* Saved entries

☆ ☆ ☆ ☆

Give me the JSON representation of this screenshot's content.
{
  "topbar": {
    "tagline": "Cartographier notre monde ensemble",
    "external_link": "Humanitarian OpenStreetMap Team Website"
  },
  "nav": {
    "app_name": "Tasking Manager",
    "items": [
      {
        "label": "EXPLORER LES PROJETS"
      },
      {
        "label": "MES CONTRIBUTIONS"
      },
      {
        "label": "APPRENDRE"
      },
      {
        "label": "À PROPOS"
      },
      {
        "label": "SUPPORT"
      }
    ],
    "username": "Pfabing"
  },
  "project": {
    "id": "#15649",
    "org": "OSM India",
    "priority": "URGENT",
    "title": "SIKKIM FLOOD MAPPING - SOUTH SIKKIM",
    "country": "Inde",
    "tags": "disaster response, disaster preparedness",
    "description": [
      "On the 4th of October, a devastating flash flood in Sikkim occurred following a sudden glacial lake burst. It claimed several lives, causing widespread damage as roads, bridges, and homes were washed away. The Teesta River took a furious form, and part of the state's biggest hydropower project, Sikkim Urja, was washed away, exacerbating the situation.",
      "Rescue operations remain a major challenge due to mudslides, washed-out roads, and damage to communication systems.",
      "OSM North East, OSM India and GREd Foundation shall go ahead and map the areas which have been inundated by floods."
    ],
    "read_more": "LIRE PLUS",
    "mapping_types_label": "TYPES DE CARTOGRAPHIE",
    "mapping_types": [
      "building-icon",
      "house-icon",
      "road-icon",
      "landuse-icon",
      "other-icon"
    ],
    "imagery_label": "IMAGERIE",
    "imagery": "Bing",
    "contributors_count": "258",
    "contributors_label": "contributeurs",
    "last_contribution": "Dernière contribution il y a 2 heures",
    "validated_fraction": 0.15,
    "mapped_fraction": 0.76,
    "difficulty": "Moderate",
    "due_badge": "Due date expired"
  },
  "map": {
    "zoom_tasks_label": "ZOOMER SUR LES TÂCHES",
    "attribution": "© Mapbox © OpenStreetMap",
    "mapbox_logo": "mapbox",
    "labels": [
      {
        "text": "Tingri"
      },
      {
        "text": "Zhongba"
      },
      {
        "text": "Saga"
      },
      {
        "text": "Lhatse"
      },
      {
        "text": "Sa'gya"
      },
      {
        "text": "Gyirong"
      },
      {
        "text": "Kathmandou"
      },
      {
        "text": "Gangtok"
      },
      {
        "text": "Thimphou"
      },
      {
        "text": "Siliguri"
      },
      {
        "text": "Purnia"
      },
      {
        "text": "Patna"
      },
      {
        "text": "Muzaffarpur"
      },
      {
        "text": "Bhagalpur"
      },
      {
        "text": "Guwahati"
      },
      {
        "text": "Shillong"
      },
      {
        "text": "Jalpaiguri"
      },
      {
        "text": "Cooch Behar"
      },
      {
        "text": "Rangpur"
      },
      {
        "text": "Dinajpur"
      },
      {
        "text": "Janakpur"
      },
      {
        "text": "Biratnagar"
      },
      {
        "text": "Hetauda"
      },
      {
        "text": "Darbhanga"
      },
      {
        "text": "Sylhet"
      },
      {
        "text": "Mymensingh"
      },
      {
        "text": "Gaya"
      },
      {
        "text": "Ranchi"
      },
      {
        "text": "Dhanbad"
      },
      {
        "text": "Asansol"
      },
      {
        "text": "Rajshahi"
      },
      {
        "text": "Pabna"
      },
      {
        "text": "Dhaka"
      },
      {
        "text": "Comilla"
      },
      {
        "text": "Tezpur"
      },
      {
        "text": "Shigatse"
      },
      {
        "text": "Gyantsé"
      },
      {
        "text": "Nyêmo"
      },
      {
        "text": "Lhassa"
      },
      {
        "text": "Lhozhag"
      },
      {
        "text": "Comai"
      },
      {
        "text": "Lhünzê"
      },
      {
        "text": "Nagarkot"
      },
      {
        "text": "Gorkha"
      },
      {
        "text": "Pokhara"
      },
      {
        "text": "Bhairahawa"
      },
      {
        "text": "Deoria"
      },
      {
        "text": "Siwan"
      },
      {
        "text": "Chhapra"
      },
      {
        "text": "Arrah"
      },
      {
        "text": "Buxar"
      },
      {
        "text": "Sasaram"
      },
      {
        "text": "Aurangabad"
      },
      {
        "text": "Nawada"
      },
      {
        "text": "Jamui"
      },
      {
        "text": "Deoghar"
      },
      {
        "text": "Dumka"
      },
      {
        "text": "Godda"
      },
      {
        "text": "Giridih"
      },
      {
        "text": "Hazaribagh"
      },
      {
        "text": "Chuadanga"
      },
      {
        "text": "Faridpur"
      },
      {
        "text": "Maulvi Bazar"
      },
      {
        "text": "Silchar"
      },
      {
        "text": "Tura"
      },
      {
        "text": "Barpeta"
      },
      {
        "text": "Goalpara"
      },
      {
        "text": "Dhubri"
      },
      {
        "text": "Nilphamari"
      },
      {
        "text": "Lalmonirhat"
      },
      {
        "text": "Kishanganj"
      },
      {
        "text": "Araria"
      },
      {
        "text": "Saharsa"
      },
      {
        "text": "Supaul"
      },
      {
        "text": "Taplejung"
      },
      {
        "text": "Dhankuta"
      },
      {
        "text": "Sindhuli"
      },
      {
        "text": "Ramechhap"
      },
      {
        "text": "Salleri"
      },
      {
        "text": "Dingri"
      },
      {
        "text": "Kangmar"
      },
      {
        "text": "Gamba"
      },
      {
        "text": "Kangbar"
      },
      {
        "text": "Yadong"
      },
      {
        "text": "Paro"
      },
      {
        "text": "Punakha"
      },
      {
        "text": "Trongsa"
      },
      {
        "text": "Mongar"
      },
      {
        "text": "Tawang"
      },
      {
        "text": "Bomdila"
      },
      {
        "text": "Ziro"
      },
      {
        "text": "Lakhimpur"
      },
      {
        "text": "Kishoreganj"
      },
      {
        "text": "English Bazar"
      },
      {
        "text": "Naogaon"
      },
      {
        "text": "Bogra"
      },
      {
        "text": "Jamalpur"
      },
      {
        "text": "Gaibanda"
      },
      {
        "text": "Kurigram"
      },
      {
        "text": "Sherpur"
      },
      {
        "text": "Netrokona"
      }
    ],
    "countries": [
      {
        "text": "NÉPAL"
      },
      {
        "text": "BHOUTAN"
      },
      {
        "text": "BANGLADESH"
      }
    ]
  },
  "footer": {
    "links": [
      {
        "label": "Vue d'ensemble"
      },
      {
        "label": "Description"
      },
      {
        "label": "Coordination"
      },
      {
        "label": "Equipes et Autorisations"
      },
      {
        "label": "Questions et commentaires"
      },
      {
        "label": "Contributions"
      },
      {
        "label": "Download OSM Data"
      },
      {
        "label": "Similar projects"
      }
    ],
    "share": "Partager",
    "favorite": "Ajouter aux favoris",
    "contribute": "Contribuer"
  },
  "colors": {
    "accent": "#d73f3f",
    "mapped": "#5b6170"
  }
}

☆ ☆ ☆ ☆

Output the complete data exactly as written.

Give me the JSON representation of this screenshot's content.
{
  "topbar": {
    "tagline": "Cartographier notre monde ensemble",
    "external_link": "Humanitarian OpenStreetMap Team Website"
  },
  "nav": {
    "app_name": "Tasking Manager",
    "items": [
      {
        "label": "EXPLORER LES PROJETS"
      },
      {
        "label": "MES CONTRIBUTIONS"
      },
      {
        "label": "APPRENDRE"
      },
      {
        "label": "À PROPOS"
      },
      {
        "label": "SUPPORT"
      }
    ],
    "username": "Pfabing"
  },
  "project": {
    "id": "#15649",
    "org": "OSM India",
    "priority": "URGENT",
    "title": "SIKKIM FLOOD MAPPING - SOUTH SIKKIM",
    "country": "Inde",
    "tags": "disaster response, disaster preparedness",
    "description": [
      "On the 4th of October, a devastating flash flood in Sikkim occurred following a sudden glacial lake burst. It claimed several lives, causing widespread damage as roads, bridges, and homes were washed away. The Teesta River took a furious form, and part of the state's biggest hydropower project, Sikkim Urja, was washed away, exacerbating the situation.",
      "Rescue operations remain a major challenge due to mudslides, washed-out roads, and damage to communication systems.",
      "OSM North East, OSM India and GREd Foundation shall go ahead and map the areas which have been inundated by floods."
    ],
    "read_more": "LIRE PLUS",
    "mapping_types_label": "TYPES DE CARTOGRAPHIE",
    "mapping_types": [
      "building-icon",
      "house-icon",
      "road-icon",
      "landuse-icon",
      "other-icon"
    ],
    "imagery_label": "IMAGERIE",
    "imagery": "Bing",
    "contributors_count": "258",
    "contributors_label": "contributeurs",
    "last_contribution": "Dernière contribution il y a 2 heures",
    "validated_fraction": 0.15,
    "mapped_fraction": 0.76,
    "difficulty": "Moderate",
    "due_badge": "Due date expired"
  },
  "map": {
    "zoom_tasks_label": "ZOOMER SUR LES TÂCHES",
    "attribution": "© Mapbox © OpenStreetMap",
    "mapbox_logo": "mapbox",
    "labels": [
      {
        "text": "Tingri"
      },
      {
        "text": "Zhongba"
      },
      {
        "text": "Saga"
      },
      {
        "text": "Lhatse"
      },
      {
        "text": "Sa'gya"
      },
      {
        "text": "Gyirong"
      },
      {
        "text": "Kathmandou"
      },
      {
        "text": "Gangtok"
      },
      {
        "text": "Thimphou"
      },
      {
        "text": "Siliguri"
      },
      {
        "text": "Purnia"
      },
      {
        "text": "Patna"
      },
      {
        "text": "Muzaffarpur"
      },
      {
        "text": "Bhagalpur"
      },
      {
        "text": "Guwahati"
      },
      {
        "text": "Shillong"
      },
      {
        "text": "Jalpaiguri"
      },
      {
        "text": "Cooch Behar"
      },
      {
        "text": "Rangpur"
      },
      {
        "text": "Dinajpur"
      },
      {
        "text": "Janakpur"
      },
      {
        "text": "Biratnagar"
      },
      {
        "text": "Hetauda"
      },
      {
        "text": "Darbhanga"
      },
      {
        "text": "Sylhet"
      },
      {
        "text": "Mymensingh"
      },
      {
        "text": "Gaya"
      },
      {
        "text": "Ranchi"
      },
      {
        "text": "Dhanbad"
      },
      {
        "text": "Asansol"
      },
      {
        "text": "Rajshahi"
      },
      {
        "text": "Pabna"
      },
      {
        "text": "Dhaka"
      },
      {
        "text": "Comilla"
      },
      {
        "text": "Tezpur"
      },
      {
        "text": "Shigatse"
      },
      {
        "text": "Gyantsé"
      },
      {
        "text": "Nyêmo"
      },
      {
        "text": "Lhassa"
      },
      {
        "text": "Lhozhag"
      },
      {
        "text": "Comai"
      },
      {
        "text": "Lhünzê"
      },
      {
        "text": "Nagarkot"
      },
      {
        "text": "Gorkha"
      },
      {
        "text": "Pokhara"
      },
      {
        "text": "Bhairahawa"
      },
      {
        "text": "Deoria"
      },
      {
        "text": "Siwan"
      },
      {
        "text": "Chhapra"
      },
      {
        "text": "Arrah"
      },
      {
        "text": "Buxar"
      },
      {
        "text": "Sasaram"
      },
      {
        "text": "Aurangabad"
      },
      {
        "text": "Nawada"
      },
      {
        "text": "Jamui"
      },
      {
        "text": "Deoghar"
      },
      {
        "text": "Dumka"
      },
      {
        "text": "Godda"
      },
      {
        "text": "Giridih"
      },
      {
        "text": "Hazaribagh"
      },
      {
        "text": "Chuadanga"
      },
      {
        "text": "Faridpur"
      },
      {
        "text": "Maulvi Bazar"
      },
      {
        "text": "Silchar"
      },
      {
        "text": "Tura"
      },
      {
        "text": "Barpeta"
      },
      {
        "text": "Goalpara"
      },
      {
        "text": "Dhubri"
      },
      {
        "text": "Nilphamari"
      },
      {
        "text": "Lalmonirhat"
      },
      {
        "text": "Kishanganj"
      },
      {
        "text": "Araria"
      },
      {
        "text": "Saharsa"
      },
      {
        "text": "Supaul"
      },
      {
        "text": "Taplejung"
      },
      {
        "text": "Dhankuta"
      },
      {
        "text": "Sindhuli"
      },
      {
        "text": "Ramechhap"
      },
      {
        "text": "Salleri"
      },
      {
        "text": "Dingri"
      },
      {
        "text": "Kangmar"
      },
      {
        "text": "Gamba"
      },
      {
        "text": "Kangbar"
      },
      {
        "text": "Yadong"
      },
      {
        "text": "Paro"
      },
      {
        "text": "Punakha"
      },
      {
        "text": "Trongsa"
      },
      {
        "text": "Mongar"
      },
      {
        "text": "Tawang"
      },
      {
        "text": "Bomdila"
      },
      {
        "text": "Ziro"
      },
      {
        "text": "Lakhimpur"
      },
      {
        "text": "Kishoreganj"
      },
      {
        "text": "English Bazar"
      },
      {
        "text": "Naogaon"
      },
      {
        "text": "Bogra"
      },
      {
        "text": "Jamalpur"
      },
      {
        "text": "Gaibanda"
      },
      {
        "text": "Kurigram"
      },
      {
        "text": "Sherpur"
      },
      {
        "text": "Netrokona"
      }
    ],
    "countries": [
      {
        "text": "NÉPAL"
      },
      {
        "text": "BHOUTAN"
      },
      {
        "text": "BANGLADESH"
      }
    ]
  },
  "footer": {
    "links": [
      {
        "label": "Vue d'ensemble"
      },
      {
        "label": "Description"
      },
      {
        "label": "Coordination"
      },
      {
        "label": "Equipes et Autorisations"
      },
      {
        "label": "Questions et commentaires"
      },
      {
        "label": "Contributions"
      },
      {
        "label": "Download OSM Data"
      },
      {
        "label": "Similar projects"
      }
    ],
    "share": "Partager",
    "favorite": "Ajouter aux favoris",
    "contribute": "Contribuer"
  },
  "colors": {
    "accent": "#d73f3f",
    "mapped": "#5b6170"
  }
}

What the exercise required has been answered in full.